■ **WHAT YOU WILL DO**
Would you output the whole listing below, exactly as it reads?

# start of EXTRACTED DATA

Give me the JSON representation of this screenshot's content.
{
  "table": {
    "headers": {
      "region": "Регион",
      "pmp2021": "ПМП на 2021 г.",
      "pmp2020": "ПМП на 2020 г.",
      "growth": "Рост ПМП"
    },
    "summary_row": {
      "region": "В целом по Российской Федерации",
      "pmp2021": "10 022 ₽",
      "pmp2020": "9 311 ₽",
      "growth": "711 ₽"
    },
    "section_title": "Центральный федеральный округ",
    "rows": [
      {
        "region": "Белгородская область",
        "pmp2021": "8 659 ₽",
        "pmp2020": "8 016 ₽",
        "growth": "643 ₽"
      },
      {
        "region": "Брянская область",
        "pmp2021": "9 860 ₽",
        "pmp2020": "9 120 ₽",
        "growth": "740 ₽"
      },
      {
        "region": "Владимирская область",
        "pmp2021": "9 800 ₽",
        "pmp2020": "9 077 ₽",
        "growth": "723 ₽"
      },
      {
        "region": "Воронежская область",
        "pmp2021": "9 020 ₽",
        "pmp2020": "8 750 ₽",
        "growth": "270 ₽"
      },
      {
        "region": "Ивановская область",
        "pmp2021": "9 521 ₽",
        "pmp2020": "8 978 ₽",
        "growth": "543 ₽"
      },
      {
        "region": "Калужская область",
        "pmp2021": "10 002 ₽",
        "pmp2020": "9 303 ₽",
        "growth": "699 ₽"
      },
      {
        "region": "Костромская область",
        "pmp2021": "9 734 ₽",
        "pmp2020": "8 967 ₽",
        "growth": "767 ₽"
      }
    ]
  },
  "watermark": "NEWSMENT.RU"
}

# end of EXTRACTED DATA

■ **WRITTEN SOLUTION**
Give me the JSON representation of this screenshot's content.
{
  "table": {
    "headers": {
      "region": "Регион",
      "pmp2021": "ПМП на 2021 г.",
      "pmp2020": "ПМП на 2020 г.",
      "growth": "Рост ПМП"
    },
    "summary_row": {
      "region": "В целом по Российской Федерации",
      "pmp2021": "10 022 ₽",
      "pmp2020": "9 311 ₽",
      "growth": "711 ₽"
    },
    "section_title": "Центральный федеральный округ",
    "rows": [
      {
        "region": "Белгородская область",
        "pmp2021": "8 659 ₽",
        "pmp2020": "8 016 ₽",
        "growth": "643 ₽"
      },
      {
        "region": "Брянская область",
        "pmp2021": "9 860 ₽",
        "pmp2020": "9 120 ₽",
        "growth": "740 ₽"
      },
      {
        "region": "Владимирская область",
        "pmp2021": "9 800 ₽",
        "pmp2020": "9 077 ₽",
        "growth": "723 ₽"
      },
      {
        "region": "Воронежская область",
        "pmp2021": "9 020 ₽",
        "pmp2020": "8 750 ₽",
        "growth": "270 ₽"
      },
      {
        "region": "Ивановская область",
        "pmp2021": "9 521 ₽",
        "pmp2020": "8 978 ₽",
        "growth": "543 ₽"
      },
      {
        "region": "Калужская область",
        "pmp2021": "10 002 ₽",
        "pmp2020": "9 303 ₽",
        "growth": "699 ₽"
      },
      {
        "region": "Костромская область",
        "pmp2021": "9 734 ₽",
        "pmp2020": "8 967 ₽",
        "growth": "767 ₽"
      }
    ]
  },
  "watermark": "NEWSMENT.RU"
}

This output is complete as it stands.